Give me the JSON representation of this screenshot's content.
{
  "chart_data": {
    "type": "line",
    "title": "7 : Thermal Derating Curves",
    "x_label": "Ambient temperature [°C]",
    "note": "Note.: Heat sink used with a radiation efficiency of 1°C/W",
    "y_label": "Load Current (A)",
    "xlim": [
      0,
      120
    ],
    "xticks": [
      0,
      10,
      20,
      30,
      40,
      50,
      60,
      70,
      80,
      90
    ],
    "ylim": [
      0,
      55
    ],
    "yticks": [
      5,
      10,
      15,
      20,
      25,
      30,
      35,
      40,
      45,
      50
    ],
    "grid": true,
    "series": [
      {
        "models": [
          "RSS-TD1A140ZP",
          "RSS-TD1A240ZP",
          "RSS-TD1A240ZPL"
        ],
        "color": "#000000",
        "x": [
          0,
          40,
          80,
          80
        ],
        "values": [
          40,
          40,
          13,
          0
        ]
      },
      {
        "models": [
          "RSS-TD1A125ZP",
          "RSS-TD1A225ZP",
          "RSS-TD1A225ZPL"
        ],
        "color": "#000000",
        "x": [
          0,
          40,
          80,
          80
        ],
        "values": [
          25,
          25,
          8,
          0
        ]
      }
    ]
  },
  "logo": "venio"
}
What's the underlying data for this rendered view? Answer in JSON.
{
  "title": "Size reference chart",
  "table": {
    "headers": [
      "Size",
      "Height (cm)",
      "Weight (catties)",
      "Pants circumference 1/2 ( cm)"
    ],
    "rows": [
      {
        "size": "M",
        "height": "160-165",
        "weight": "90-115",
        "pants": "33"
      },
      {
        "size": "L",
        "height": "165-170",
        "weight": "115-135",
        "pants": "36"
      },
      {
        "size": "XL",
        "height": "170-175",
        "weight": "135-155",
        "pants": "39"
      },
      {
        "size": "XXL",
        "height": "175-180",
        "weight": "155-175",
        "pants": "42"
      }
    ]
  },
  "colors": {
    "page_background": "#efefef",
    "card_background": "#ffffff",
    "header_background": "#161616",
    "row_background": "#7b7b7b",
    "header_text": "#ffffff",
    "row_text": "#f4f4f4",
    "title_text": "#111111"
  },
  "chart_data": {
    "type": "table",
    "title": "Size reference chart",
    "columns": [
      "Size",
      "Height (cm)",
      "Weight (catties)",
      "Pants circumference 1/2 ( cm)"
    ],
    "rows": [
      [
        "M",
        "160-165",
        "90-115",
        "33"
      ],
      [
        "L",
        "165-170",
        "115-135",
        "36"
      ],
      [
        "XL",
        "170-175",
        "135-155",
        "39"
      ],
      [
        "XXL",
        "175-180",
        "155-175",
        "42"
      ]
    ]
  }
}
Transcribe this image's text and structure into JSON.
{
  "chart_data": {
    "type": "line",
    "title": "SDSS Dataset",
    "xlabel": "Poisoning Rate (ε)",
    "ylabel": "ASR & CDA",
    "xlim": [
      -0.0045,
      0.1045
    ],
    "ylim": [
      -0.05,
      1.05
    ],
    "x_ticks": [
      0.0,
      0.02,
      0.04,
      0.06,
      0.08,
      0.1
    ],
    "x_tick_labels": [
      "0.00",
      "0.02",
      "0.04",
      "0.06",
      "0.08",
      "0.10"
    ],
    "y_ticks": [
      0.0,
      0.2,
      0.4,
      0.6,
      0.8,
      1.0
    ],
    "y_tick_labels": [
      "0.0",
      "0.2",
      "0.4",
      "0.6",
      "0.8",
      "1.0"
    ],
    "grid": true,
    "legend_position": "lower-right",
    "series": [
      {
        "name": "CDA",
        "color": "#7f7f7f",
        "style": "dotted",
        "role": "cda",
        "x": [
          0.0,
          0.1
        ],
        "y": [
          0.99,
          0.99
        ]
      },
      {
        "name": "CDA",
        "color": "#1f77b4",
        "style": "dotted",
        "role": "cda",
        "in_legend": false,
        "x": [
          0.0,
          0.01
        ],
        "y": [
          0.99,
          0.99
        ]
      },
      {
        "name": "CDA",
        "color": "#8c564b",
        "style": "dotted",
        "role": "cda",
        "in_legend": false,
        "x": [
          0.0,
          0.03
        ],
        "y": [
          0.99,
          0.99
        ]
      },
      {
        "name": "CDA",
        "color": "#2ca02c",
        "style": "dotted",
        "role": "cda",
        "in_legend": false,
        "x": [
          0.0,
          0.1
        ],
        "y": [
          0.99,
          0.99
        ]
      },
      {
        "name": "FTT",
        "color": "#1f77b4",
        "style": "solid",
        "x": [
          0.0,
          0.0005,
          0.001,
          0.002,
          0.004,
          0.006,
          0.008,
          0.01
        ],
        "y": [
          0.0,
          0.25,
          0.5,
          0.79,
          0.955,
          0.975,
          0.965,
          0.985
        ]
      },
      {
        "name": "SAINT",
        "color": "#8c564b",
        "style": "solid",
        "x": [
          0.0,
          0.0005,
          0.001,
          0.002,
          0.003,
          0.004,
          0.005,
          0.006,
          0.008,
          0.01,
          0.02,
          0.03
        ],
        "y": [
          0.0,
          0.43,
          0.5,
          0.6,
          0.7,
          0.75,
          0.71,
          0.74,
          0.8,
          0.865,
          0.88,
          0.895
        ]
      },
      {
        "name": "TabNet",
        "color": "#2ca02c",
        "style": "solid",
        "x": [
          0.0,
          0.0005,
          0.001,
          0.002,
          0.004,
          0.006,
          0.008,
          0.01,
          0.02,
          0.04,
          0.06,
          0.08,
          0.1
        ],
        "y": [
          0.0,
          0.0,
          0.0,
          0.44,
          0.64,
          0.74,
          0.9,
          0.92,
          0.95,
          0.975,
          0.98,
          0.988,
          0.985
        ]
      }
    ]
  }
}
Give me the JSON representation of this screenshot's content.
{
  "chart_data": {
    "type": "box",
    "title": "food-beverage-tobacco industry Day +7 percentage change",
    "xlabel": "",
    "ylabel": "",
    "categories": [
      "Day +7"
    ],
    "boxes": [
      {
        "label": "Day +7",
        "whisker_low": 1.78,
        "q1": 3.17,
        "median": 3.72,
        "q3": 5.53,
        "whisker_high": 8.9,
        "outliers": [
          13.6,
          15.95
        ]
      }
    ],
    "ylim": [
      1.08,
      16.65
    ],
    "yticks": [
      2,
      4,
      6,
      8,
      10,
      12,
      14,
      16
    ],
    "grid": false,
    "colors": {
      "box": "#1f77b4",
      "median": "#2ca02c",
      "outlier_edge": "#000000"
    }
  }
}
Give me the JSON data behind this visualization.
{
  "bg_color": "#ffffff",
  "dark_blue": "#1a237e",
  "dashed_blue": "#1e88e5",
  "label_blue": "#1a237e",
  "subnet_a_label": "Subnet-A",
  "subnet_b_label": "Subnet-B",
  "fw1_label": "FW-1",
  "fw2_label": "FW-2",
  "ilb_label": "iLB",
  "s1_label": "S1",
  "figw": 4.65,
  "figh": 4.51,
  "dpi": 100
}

EXERCISE BRIEF: Once more, set down the full listing, verbatim.

RESULT OF THE TASK:
Give me the JSON representation of this screenshot's content.
{
  "chart_data": {
    "type": "line",
    "title": "7 : Thermal Derating Curves",
    "x_label": "Ambient temperature [°C]",
    "note": "Note.: Heat sink used with a radiation efficiency of 1°C/W",
    "y_label": "Load Current (A)",
    "xlim": [
      0,
      120
    ],
    "xticks": [
      0,
      10,
      20,
      30,
      40,
      50,
      60,
      70,
      80,
      90
    ],
    "ylim": [
      0,
      55
    ],
    "yticks": [
      5,
      10,
      15,
      20,
      25,
      30,
      35,
      40,
      45,
      50
    ],
    "grid": true,
    "series": [
      {
        "models": [
          "RSS-TD1A140ZP",
          "RSS-TD1A240ZP",
          "RSS-TD1A240ZPL"
        ],
        "color": "#000000",
        "x": [
          0,
          40,
          80,
          80
        ],
        "values": [
          40,
          40,
          13,
          0
        ]
      },
      {
        "models": [
          "RSS-TD1A125ZP",
          "RSS-TD1A225ZP",
          "RSS-TD1A225ZPL"
        ],
        "color": "#000000",
        "x": [
          0,
          40,
          80,
          80
        ],
        "values": [
          25,
          25,
          8,
          0
        ]
      }
    ]
  },
  "logo": "venio"
}
What's the underlying data for this rendered view? Answer in JSON.
{
  "title": "Size reference chart",
  "table": {
    "headers": [
      "Size",
      "Height (cm)",
      "Weight (catties)",
      "Pants circumference 1/2 ( cm)"
    ],
    "rows": [
      {
        "size": "M",
        "height": "160-165",
        "weight": "90-115",
        "pants": "33"
      },
      {
        "size": "L",
        "height": "165-170",
        "weight": "115-135",
        "pants": "36"
      },
      {
        "size": "XL",
        "height": "170-175",
        "weight": "135-155",
        "pants": "39"
      },
      {
        "size": "XXL",
        "height": "175-180",
        "weight": "155-175",
        "pants": "42"
      }
    ]
  },
  "colors": {
    "page_background": "#efefef",
    "card_background": "#ffffff",
    "header_background": "#161616",
    "row_background": "#7b7b7b",
    "header_text": "#ffffff",
    "row_text": "#f4f4f4",
    "title_text": "#111111"
  },
  "chart_data": {
    "type": "table",
    "title": "Size reference chart",
    "columns": [
      "Size",
      "Height (cm)",
      "Weight (catties)",
      "Pants circumference 1/2 ( cm)"
    ],
    "rows": [
      [
        "M",
        "160-165",
        "90-115",
        "33"
      ],
      [
        "L",
        "165-170",
        "115-135",
        "36"
      ],
      [
        "XL",
        "170-175",
        "135-155",
        "39"
      ],
      [
        "XXL",
        "175-180",
        "155-175",
        "42"
      ]
    ]
  }
}
Transcribe this image's text and structure into JSON.
{
  "chart_data": {
    "type": "line",
    "title": "SDSS Dataset",
    "xlabel": "Poisoning Rate (ε)",
    "ylabel": "ASR & CDA",
    "xlim": [
      -0.0045,
      0.1045
    ],
    "ylim": [
      -0.05,
      1.05
    ],
    "x_ticks": [
      0.0,
      0.02,
      0.04,
      0.06,
      0.08,
      0.1
    ],
    "x_tick_labels": [
      "0.00",
      "0.02",
      "0.04",
      "0.06",
      "0.08",
      "0.10"
    ],
    "y_ticks": [
      0.0,
      0.2,
      0.4,
      0.6,
      0.8,
      1.0
    ],
    "y_tick_labels": [
      "0.0",
      "0.2",
      "0.4",
      "0.6",
      "0.8",
      "1.0"
    ],
    "grid": true,
    "legend_position": "lower-right",
    "series": [
      {
        "name": "CDA",
        "color": "#7f7f7f",
        "style": "dotted",
        "role": "cda",
        "x": [
          0.0,
          0.1
        ],
        "y": [
          0.99,
          0.99
        ]
      },
      {
        "name": "CDA",
        "color": "#1f77b4",
        "style": "dotted",
        "role": "cda",
        "in_legend": false,
        "x": [
          0.0,
          0.01
        ],
        "y": [
          0.99,
          0.99
        ]
      },
      {
        "name": "CDA",
        "color": "#8c564b",
        "style": "dotted",
        "role": "cda",
        "in_legend": false,
        "x": [
          0.0,
          0.03
        ],
        "y": [
          0.99,
          0.99
        ]
      },
      {
        "name": "CDA",
        "color": "#2ca02c",
        "style": "dotted",
        "role": "cda",
        "in_legend": false,
        "x": [
          0.0,
          0.1
        ],
        "y": [
          0.99,
          0.99
        ]
      },
      {
        "name": "FTT",
        "color": "#1f77b4",
        "style": "solid",
        "x": [
          0.0,
          0.0005,
          0.001,
          0.002,
          0.004,
          0.006,
          0.008,
          0.01
        ],
        "y": [
          0.0,
          0.25,
          0.5,
          0.79,
          0.955,
          0.975,
          0.965,
          0.985
        ]
      },
      {
        "name": "SAINT",
        "color": "#8c564b",
        "style": "solid",
        "x": [
          0.0,
          0.0005,
          0.001,
          0.002,
          0.003,
          0.004,
          0.005,
          0.006,
          0.008,
          0.01,
          0.02,
          0.03
        ],
        "y": [
          0.0,
          0.43,
          0.5,
          0.6,
          0.7,
          0.75,
          0.71,
          0.74,
          0.8,
          0.865,
          0.88,
          0.895
        ]
      },
      {
        "name": "TabNet",
        "color": "#2ca02c",
        "style": "solid",
        "x": [
          0.0,
          0.0005,
          0.001,
          0.002,
          0.004,
          0.006,
          0.008,
          0.01,
          0.02,
          0.04,
          0.06,
          0.08,
          0.1
        ],
        "y": [
          0.0,
          0.0,
          0.0,
          0.44,
          0.64,
          0.74,
          0.9,
          0.92,
          0.95,
          0.975,
          0.98,
          0.988,
          0.985
        ]
      }
    ]
  }
}
Give me the JSON representation of this screenshot's content.
{
  "chart_data": {
    "type": "box",
    "title": "food-beverage-tobacco industry Day +7 percentage change",
    "xlabel": "",
    "ylabel": "",
    "categories": [
      "Day +7"
    ],
    "boxes": [
      {
        "label": "Day +7",
        "whisker_low": 1.78,
        "q1": 3.17,
        "median": 3.72,
        "q3": 5.53,
        "whisker_high": 8.9,
        "outliers": [
          13.6,
          15.95
        ]
      }
    ],
    "ylim": [
      1.08,
      16.65
    ],
    "yticks": [
      2,
      4,
      6,
      8,
      10,
      12,
      14,
      16
    ],
    "grid": false,
    "colors": {
      "box": "#1f77b4",
      "median": "#2ca02c",
      "outlier_edge": "#000000"
    }
  }
}
Give me the JSON data behind this visualization.
{
  "bg_color": "#ffffff",
  "dark_blue": "#1a237e",
  "dashed_blue": "#1e88e5",
  "label_blue": "#1a237e",
  "subnet_a_label": "Subnet-A",
  "subnet_b_label": "Subnet-B",
  "fw1_label": "FW-1",
  "fw2_label": "FW-2",
  "ilb_label": "iLB",
  "s1_label": "S1",
  "figw": 4.65,
  "figh": 4.51,
  "dpi": 100
}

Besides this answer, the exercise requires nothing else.